Task goal.
All of the material below is to be retyped exactly.

Material.
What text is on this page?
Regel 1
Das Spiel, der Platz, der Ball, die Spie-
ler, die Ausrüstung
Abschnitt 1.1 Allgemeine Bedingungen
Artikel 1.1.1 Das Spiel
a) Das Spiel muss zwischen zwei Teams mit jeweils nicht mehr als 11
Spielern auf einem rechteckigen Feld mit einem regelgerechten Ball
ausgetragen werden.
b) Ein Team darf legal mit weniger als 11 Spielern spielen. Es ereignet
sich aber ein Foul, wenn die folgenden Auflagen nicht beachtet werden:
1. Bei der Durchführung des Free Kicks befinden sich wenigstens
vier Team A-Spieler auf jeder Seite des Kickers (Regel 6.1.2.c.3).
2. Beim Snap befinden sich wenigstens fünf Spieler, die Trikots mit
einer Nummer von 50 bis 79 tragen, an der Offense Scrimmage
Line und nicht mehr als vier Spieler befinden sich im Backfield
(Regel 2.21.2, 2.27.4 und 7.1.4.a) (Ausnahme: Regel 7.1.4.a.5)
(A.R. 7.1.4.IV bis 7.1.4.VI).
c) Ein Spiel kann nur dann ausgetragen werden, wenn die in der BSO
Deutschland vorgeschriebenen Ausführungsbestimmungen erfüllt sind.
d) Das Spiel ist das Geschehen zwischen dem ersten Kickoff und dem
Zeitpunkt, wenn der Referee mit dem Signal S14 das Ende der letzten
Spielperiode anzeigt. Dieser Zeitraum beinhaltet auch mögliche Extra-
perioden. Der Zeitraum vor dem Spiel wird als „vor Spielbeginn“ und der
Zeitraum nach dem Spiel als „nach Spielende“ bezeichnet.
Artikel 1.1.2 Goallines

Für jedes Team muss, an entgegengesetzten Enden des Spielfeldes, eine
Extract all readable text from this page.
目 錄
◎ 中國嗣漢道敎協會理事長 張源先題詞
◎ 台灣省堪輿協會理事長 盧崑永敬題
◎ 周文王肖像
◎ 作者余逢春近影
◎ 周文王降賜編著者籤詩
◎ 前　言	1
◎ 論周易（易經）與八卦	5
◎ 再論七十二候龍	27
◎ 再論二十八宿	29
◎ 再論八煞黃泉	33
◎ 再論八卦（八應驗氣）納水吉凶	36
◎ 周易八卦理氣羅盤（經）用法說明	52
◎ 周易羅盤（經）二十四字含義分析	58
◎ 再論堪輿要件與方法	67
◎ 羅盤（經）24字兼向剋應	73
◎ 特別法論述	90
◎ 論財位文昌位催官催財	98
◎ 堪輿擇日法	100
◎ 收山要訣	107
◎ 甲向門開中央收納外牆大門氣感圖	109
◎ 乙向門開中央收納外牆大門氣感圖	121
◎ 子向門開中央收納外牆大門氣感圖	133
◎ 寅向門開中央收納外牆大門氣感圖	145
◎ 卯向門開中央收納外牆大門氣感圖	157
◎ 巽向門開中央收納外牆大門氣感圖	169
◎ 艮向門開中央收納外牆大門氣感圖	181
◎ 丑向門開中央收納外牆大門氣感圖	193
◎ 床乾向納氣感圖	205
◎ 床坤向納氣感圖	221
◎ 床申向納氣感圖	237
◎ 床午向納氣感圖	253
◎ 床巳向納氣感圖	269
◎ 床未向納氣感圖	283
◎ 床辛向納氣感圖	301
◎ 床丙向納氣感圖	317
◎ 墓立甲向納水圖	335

Task response.
What text is on this page?
Regel 1
Das Spiel, der Platz, der Ball, die Spie-
ler, die Ausrüstung
Abschnitt 1.1 Allgemeine Bedingungen
Artikel 1.1.1 Das Spiel
a) Das Spiel muss zwischen zwei Teams mit jeweils nicht mehr als 11
Spielern auf einem rechteckigen Feld mit einem regelgerechten Ball
ausgetragen werden.
b) Ein Team darf legal mit weniger als 11 Spielern spielen. Es ereignet
sich aber ein Foul, wenn die folgenden Auflagen nicht beachtet werden:
1. Bei der Durchführung des Free Kicks befinden sich wenigstens
vier Team A-Spieler auf jeder Seite des Kickers (Regel 6.1.2.c.3).
2. Beim Snap befinden sich wenigstens fünf Spieler, die Trikots mit
einer Nummer von 50 bis 79 tragen, an der Offense Scrimmage
Line und nicht mehr als vier Spieler befinden sich im Backfield
(Regel 2.21.2, 2.27.4 und 7.1.4.a) (Ausnahme: Regel 7.1.4.a.5)
(A.R. 7.1.4.IV bis 7.1.4.VI).
c) Ein Spiel kann nur dann ausgetragen werden, wenn die in der BSO
Deutschland vorgeschriebenen Ausführungsbestimmungen erfüllt sind.
d) Das Spiel ist das Geschehen zwischen dem ersten Kickoff und dem
Zeitpunkt, wenn der Referee mit dem Signal S14 das Ende der letzten
Spielperiode anzeigt. Dieser Zeitraum beinhaltet auch mögliche Extra-
perioden. Der Zeitraum vor dem Spiel wird als „vor Spielbeginn“ und der
Zeitraum nach dem Spiel als „nach Spielende“ bezeichnet.
Artikel 1.1.2 Goallines

Für jedes Team muss, an entgegengesetzten Enden des Spielfeldes, eine
Extract all readable text from this page.
目 錄
◎ 中國嗣漢道敎協會理事長 張源先題詞
◎ 台灣省堪輿協會理事長 盧崑永敬題
◎ 周文王肖像
◎ 作者余逢春近影
◎ 周文王降賜編著者籤詩
◎ 前　言	1
◎ 論周易（易經）與八卦	5
◎ 再論七十二候龍	27
◎ 再論二十八宿	29
◎ 再論八煞黃泉	33
◎ 再論八卦（八應驗氣）納水吉凶	36
◎ 周易八卦理氣羅盤（經）用法說明	52
◎ 周易羅盤（經）二十四字含義分析	58
◎ 再論堪輿要件與方法	67
◎ 羅盤（經）24字兼向剋應	73
◎ 特別法論述	90
◎ 論財位文昌位催官催財	98
◎ 堪輿擇日法	100
◎ 收山要訣	107
◎ 甲向門開中央收納外牆大門氣感圖	109
◎ 乙向門開中央收納外牆大門氣感圖	121
◎ 子向門開中央收納外牆大門氣感圖	133
◎ 寅向門開中央收納外牆大門氣感圖	145
◎ 卯向門開中央收納外牆大門氣感圖	157
◎ 巽向門開中央收納外牆大門氣感圖	169
◎ 艮向門開中央收納外牆大門氣感圖	181
◎ 丑向門開中央收納外牆大門氣感圖	193
◎ 床乾向納氣感圖	205
◎ 床坤向納氣感圖	221
◎ 床申向納氣感圖	237
◎ 床午向納氣感圖	253
◎ 床巳向納氣感圖	269
◎ 床未向納氣感圖	283
◎ 床辛向納氣感圖	301
◎ 床丙向納氣感圖	317
◎ 墓立甲向納水圖	335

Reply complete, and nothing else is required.